[GIVEN REQUEST]: Give the material again in full, matching it exactly.

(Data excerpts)
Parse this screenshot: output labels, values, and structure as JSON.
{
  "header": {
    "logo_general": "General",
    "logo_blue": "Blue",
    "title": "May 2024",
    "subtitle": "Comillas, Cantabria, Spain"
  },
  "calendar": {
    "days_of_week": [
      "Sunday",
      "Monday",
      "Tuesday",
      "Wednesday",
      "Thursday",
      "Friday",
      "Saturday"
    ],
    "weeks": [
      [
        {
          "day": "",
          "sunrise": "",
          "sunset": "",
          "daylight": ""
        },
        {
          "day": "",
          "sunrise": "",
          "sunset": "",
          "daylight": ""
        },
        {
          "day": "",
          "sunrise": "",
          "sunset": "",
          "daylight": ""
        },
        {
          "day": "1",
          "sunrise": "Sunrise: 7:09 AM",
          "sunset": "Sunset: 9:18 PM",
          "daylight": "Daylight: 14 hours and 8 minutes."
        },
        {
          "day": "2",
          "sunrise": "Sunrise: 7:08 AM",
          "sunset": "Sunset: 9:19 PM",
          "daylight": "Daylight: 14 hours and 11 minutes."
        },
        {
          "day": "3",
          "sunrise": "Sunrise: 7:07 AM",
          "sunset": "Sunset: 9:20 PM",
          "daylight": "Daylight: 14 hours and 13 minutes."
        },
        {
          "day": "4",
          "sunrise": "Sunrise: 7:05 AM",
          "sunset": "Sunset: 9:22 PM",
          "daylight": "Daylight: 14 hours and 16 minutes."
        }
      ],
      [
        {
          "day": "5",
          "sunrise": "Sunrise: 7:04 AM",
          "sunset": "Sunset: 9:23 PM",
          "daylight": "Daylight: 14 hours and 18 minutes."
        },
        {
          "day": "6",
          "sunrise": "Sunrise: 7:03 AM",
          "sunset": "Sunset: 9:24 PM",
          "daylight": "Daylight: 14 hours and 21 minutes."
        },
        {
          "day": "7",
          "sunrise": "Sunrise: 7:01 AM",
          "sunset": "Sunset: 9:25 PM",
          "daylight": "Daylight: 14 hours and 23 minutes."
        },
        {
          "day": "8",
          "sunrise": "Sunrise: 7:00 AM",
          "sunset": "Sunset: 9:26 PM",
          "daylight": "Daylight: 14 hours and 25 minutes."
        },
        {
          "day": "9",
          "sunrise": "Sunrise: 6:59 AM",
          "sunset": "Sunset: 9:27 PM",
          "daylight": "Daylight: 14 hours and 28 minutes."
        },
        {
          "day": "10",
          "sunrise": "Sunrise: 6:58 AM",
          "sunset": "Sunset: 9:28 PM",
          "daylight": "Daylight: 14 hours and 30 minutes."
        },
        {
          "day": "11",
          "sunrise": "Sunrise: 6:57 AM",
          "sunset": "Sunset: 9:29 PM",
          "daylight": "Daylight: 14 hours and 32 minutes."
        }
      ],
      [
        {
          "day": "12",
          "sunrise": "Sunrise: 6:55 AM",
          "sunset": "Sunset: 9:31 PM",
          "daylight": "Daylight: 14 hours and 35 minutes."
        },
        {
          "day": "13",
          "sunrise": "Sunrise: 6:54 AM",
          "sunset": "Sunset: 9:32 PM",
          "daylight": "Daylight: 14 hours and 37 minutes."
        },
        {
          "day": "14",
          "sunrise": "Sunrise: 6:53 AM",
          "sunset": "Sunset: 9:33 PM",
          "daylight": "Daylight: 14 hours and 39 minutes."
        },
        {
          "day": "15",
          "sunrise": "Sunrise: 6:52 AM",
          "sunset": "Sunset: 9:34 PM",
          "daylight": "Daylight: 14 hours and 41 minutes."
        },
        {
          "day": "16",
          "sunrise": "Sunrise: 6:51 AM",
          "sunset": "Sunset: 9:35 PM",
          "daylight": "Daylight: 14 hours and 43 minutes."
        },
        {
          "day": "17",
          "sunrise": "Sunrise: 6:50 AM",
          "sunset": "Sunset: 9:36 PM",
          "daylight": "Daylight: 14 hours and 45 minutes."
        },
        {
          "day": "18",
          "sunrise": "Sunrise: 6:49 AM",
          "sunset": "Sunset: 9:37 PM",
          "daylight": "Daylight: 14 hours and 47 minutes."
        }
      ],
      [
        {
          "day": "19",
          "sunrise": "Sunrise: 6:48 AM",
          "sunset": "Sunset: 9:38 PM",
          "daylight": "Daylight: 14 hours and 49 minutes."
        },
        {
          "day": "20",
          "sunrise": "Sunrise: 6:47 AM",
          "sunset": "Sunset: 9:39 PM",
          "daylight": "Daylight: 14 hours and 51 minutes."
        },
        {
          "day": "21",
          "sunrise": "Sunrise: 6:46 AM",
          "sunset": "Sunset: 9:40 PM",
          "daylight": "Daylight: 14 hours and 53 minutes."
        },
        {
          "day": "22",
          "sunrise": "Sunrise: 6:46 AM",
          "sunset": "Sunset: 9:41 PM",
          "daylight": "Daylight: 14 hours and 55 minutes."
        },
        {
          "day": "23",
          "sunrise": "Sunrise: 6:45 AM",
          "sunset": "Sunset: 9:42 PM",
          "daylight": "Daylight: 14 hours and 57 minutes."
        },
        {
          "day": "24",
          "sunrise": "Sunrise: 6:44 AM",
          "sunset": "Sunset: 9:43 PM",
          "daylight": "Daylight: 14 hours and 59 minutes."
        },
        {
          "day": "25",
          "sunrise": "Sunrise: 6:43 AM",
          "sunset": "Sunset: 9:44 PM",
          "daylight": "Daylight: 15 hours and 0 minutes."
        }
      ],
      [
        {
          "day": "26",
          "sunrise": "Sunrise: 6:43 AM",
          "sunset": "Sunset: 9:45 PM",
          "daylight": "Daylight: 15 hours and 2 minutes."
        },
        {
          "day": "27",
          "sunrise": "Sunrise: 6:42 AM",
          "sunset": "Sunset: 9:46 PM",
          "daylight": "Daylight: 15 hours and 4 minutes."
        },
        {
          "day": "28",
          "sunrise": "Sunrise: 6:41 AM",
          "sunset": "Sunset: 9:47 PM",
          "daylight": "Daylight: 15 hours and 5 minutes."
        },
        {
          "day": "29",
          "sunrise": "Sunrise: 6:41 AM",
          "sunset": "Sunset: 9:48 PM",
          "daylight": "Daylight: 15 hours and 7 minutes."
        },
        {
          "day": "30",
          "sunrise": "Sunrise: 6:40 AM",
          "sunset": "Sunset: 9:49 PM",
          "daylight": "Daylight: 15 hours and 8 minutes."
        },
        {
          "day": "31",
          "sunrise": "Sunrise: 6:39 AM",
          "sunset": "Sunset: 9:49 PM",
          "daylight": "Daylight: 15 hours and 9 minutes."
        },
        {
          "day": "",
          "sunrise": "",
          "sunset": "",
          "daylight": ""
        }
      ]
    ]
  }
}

[FINISHED ANSWER]:
Parse this screenshot: output labels, values, and structure as JSON.
{
  "header": {
    "logo_general": "General",
    "logo_blue": "Blue",
    "title": "May 2024",
    "subtitle": "Comillas, Cantabria, Spain"
  },
  "calendar": {
    "days_of_week": [
      "Sunday",
      "Monday",
      "Tuesday",
      "Wednesday",
      "Thursday",
      "Friday",
      "Saturday"
    ],
    "weeks": [
      [
        {
          "day": "",
          "sunrise": "",
          "sunset": "",
          "daylight": ""
        },
        {
          "day": "",
          "sunrise": "",
          "sunset": "",
          "daylight": ""
        },
        {
          "day": "",
          "sunrise": "",
          "sunset": "",
          "daylight": ""
        },
        {
          "day": "1",
          "sunrise": "Sunrise: 7:09 AM",
          "sunset": "Sunset: 9:18 PM",
          "daylight": "Daylight: 14 hours and 8 minutes."
        },
        {
          "day": "2",
          "sunrise": "Sunrise: 7:08 AM",
          "sunset": "Sunset: 9:19 PM",
          "daylight": "Daylight: 14 hours and 11 minutes."
        },
        {
          "day": "3",
          "sunrise": "Sunrise: 7:07 AM",
          "sunset": "Sunset: 9:20 PM",
          "daylight": "Daylight: 14 hours and 13 minutes."
        },
        {
          "day": "4",
          "sunrise": "Sunrise: 7:05 AM",
          "sunset": "Sunset: 9:22 PM",
          "daylight": "Daylight: 14 hours and 16 minutes."
        }
      ],
      [
        {
          "day": "5",
          "sunrise": "Sunrise: 7:04 AM",
          "sunset": "Sunset: 9:23 PM",
          "daylight": "Daylight: 14 hours and 18 minutes."
        },
        {
          "day": "6",
          "sunrise": "Sunrise: 7:03 AM",
          "sunset": "Sunset: 9:24 PM",
          "daylight": "Daylight: 14 hours and 21 minutes."
        },
        {
          "day": "7",
          "sunrise": "Sunrise: 7:01 AM",
          "sunset": "Sunset: 9:25 PM",
          "daylight": "Daylight: 14 hours and 23 minutes."
        },
        {
          "day": "8",
          "sunrise": "Sunrise: 7:00 AM",
          "sunset": "Sunset: 9:26 PM",
          "daylight": "Daylight: 14 hours and 25 minutes."
        },
        {
          "day": "9",
          "sunrise": "Sunrise: 6:59 AM",
          "sunset": "Sunset: 9:27 PM",
          "daylight": "Daylight: 14 hours and 28 minutes."
        },
        {
          "day": "10",
          "sunrise": "Sunrise: 6:58 AM",
          "sunset": "Sunset: 9:28 PM",
          "daylight": "Daylight: 14 hours and 30 minutes."
        },
        {
          "day": "11",
          "sunrise": "Sunrise: 6:57 AM",
          "sunset": "Sunset: 9:29 PM",
          "daylight": "Daylight: 14 hours and 32 minutes."
        }
      ],
      [
        {
          "day": "12",
          "sunrise": "Sunrise: 6:55 AM",
          "sunset": "Sunset: 9:31 PM",
          "daylight": "Daylight: 14 hours and 35 minutes."
        },
        {
          "day": "13",
          "sunrise": "Sunrise: 6:54 AM",
          "sunset": "Sunset: 9:32 PM",
          "daylight": "Daylight: 14 hours and 37 minutes."
        },
        {
          "day": "14",
          "sunrise": "Sunrise: 6:53 AM",
          "sunset": "Sunset: 9:33 PM",
          "daylight": "Daylight: 14 hours and 39 minutes."
        },
        {
          "day": "15",
          "sunrise": "Sunrise: 6:52 AM",
          "sunset": "Sunset: 9:34 PM",
          "daylight": "Daylight: 14 hours and 41 minutes."
        },
        {
          "day": "16",
          "sunrise": "Sunrise: 6:51 AM",
          "sunset": "Sunset: 9:35 PM",
          "daylight": "Daylight: 14 hours and 43 minutes."
        },
        {
          "day": "17",
          "sunrise": "Sunrise: 6:50 AM",
          "sunset": "Sunset: 9:36 PM",
          "daylight": "Daylight: 14 hours and 45 minutes."
        },
        {
          "day": "18",
          "sunrise": "Sunrise: 6:49 AM",
          "sunset": "Sunset: 9:37 PM",
          "daylight": "Daylight: 14 hours and 47 minutes."
        }
      ],
      [
        {
          "day": "19",
          "sunrise": "Sunrise: 6:48 AM",
          "sunset": "Sunset: 9:38 PM",
          "daylight": "Daylight: 14 hours and 49 minutes."
        },
        {
          "day": "20",
          "sunrise": "Sunrise: 6:47 AM",
          "sunset": "Sunset: 9:39 PM",
          "daylight": "Daylight: 14 hours and 51 minutes."
        },
        {
          "day": "21",
          "sunrise": "Sunrise: 6:46 AM",
          "sunset": "Sunset: 9:40 PM",
          "daylight": "Daylight: 14 hours and 53 minutes."
        },
        {
          "day": "22",
          "sunrise": "Sunrise: 6:46 AM",
          "sunset": "Sunset: 9:41 PM",
          "daylight": "Daylight: 14 hours and 55 minutes."
        },
        {
          "day": "23",
          "sunrise": "Sunrise: 6:45 AM",
          "sunset": "Sunset: 9:42 PM",
          "daylight": "Daylight: 14 hours and 57 minutes."
        },
        {
          "day": "24",
          "sunrise": "Sunrise: 6:44 AM",
          "sunset": "Sunset: 9:43 PM",
          "daylight": "Daylight: 14 hours and 59 minutes."
        },
        {
          "day": "25",
          "sunrise": "Sunrise: 6:43 AM",
          "sunset": "Sunset: 9:44 PM",
          "daylight": "Daylight: 15 hours and 0 minutes."
        }
      ],
      [
        {
          "day": "26",
          "sunrise": "Sunrise: 6:43 AM",
          "sunset": "Sunset: 9:45 PM",
          "daylight": "Daylight: 15 hours and 2 minutes."
        },
        {
          "day": "27",
          "sunrise": "Sunrise: 6:42 AM",
          "sunset": "Sunset: 9:46 PM",
          "daylight": "Daylight: 15 hours and 4 minutes."
        },
        {
          "day": "28",
          "sunrise": "Sunrise: 6:41 AM",
          "sunset": "Sunset: 9:47 PM",
          "daylight": "Daylight: 15 hours and 5 minutes."
        },
        {
          "day": "29",
          "sunrise": "Sunrise: 6:41 AM",
          "sunset": "Sunset: 9:48 PM",
          "daylight": "Daylight: 15 hours and 7 minutes."
        },
        {
          "day": "30",
          "sunrise": "Sunrise: 6:40 AM",
          "sunset": "Sunset: 9:49 PM",
          "daylight": "Daylight: 15 hours and 8 minutes."
        },
        {
          "day": "31",
          "sunrise": "Sunrise: 6:39 AM",
          "sunset": "Sunset: 9:49 PM",
          "daylight": "Daylight: 15 hours and 9 minutes."
        },
        {
          "day": "",
          "sunrise": "",
          "sunset": "",
          "daylight": ""
        }
      ]
    ]
  }
}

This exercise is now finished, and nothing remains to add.